**Work instructions**
Only a number is wanted: how many lines in the records below contain "babel"?
--- START OF Input records ---
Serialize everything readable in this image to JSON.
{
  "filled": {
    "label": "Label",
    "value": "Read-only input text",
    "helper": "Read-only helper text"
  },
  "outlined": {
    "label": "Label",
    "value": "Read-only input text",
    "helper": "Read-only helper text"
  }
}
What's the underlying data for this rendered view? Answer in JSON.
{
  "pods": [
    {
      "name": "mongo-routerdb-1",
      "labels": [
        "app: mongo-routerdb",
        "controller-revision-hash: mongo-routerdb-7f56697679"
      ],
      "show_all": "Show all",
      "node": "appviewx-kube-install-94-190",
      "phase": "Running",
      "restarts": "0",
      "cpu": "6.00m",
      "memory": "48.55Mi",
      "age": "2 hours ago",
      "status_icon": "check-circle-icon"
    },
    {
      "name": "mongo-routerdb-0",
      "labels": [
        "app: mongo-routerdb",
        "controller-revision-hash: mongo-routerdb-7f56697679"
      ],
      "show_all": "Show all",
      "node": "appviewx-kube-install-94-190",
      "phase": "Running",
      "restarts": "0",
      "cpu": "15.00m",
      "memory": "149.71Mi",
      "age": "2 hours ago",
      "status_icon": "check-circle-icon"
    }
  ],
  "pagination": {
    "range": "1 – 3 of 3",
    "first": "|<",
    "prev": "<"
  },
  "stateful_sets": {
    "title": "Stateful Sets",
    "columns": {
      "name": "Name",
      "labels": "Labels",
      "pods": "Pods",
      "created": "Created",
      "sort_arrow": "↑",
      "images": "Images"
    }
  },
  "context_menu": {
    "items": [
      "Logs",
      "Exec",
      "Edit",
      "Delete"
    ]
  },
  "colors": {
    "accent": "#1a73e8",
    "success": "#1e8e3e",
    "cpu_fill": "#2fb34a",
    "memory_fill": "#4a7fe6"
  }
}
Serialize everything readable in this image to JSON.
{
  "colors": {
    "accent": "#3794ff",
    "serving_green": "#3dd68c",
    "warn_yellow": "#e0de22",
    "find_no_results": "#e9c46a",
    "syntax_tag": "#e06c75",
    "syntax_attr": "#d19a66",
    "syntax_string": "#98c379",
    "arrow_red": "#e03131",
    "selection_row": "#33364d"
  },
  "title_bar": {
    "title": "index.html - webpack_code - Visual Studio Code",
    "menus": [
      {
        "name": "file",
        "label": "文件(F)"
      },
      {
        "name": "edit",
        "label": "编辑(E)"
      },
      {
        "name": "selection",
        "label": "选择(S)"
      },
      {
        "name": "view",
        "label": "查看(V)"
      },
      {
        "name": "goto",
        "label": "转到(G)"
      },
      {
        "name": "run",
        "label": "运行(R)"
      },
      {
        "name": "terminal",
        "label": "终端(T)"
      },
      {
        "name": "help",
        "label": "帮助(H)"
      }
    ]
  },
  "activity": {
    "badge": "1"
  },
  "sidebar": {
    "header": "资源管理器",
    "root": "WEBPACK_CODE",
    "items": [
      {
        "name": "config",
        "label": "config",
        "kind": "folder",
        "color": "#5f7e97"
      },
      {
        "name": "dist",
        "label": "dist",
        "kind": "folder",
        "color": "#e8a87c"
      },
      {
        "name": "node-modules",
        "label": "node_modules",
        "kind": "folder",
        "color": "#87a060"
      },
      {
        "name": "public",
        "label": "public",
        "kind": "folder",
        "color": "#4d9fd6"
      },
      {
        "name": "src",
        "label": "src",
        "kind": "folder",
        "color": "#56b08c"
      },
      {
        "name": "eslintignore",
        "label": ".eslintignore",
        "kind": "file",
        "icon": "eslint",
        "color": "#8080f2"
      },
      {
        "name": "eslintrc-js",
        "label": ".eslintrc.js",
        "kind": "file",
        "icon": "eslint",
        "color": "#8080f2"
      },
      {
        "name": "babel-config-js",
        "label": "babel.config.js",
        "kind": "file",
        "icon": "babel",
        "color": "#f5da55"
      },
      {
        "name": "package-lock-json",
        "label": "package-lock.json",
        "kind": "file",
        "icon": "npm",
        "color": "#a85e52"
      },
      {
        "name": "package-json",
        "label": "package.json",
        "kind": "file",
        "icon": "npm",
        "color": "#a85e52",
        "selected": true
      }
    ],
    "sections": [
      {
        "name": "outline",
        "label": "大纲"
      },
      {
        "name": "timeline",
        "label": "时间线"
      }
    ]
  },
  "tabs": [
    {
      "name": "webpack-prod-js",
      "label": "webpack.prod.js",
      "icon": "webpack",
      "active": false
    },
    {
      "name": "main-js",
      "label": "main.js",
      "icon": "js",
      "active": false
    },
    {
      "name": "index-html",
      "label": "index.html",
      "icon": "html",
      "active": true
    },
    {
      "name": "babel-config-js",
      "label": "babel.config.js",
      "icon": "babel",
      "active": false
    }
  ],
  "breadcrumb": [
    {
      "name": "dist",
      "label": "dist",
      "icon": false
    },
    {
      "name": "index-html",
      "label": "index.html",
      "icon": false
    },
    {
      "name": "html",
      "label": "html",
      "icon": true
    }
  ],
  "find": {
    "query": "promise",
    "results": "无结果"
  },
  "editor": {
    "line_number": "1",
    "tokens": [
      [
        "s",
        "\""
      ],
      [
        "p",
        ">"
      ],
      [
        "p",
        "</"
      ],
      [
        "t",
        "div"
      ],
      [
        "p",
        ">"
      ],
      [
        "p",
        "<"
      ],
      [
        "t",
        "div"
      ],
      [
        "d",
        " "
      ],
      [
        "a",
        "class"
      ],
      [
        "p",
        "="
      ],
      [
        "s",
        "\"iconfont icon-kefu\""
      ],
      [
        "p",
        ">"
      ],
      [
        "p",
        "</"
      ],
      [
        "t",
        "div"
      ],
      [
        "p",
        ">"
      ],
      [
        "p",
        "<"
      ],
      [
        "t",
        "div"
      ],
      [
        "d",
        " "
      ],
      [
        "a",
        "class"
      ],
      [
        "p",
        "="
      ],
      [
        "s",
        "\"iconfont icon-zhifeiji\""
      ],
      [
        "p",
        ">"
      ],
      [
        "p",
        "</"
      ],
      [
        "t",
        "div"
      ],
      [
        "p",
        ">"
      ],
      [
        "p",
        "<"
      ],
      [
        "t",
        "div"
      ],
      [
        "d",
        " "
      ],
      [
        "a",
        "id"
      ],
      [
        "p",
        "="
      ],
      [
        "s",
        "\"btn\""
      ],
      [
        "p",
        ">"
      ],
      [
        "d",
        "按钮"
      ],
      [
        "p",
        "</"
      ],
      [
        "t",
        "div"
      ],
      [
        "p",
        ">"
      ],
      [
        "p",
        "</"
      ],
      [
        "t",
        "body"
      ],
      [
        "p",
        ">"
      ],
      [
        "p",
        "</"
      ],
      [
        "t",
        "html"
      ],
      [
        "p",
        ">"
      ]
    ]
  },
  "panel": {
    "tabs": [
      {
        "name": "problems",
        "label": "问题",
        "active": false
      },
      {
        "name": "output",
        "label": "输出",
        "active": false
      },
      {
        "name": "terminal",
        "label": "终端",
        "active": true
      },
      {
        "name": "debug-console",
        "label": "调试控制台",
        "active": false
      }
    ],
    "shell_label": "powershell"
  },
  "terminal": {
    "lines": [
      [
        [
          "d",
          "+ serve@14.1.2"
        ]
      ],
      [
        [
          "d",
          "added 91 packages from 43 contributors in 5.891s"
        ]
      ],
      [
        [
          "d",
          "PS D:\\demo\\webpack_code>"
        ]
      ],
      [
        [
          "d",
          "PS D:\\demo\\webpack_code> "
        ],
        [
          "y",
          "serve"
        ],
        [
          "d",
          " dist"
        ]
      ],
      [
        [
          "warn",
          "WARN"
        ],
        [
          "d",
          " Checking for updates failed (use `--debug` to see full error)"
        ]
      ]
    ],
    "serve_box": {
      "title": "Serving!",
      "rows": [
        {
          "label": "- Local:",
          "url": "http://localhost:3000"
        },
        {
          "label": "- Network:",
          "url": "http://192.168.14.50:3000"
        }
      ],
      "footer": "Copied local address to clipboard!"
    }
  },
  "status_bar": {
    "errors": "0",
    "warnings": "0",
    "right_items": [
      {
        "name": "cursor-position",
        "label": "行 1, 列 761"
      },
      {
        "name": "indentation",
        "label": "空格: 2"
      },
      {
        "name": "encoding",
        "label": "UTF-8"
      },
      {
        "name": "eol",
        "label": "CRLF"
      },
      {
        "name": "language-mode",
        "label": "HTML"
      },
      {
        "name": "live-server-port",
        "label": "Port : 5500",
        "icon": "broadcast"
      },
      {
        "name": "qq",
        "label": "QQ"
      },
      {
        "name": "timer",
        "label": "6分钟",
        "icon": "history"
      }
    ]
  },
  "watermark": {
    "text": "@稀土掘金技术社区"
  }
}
--- END OF Input records ---
**Correct response**
6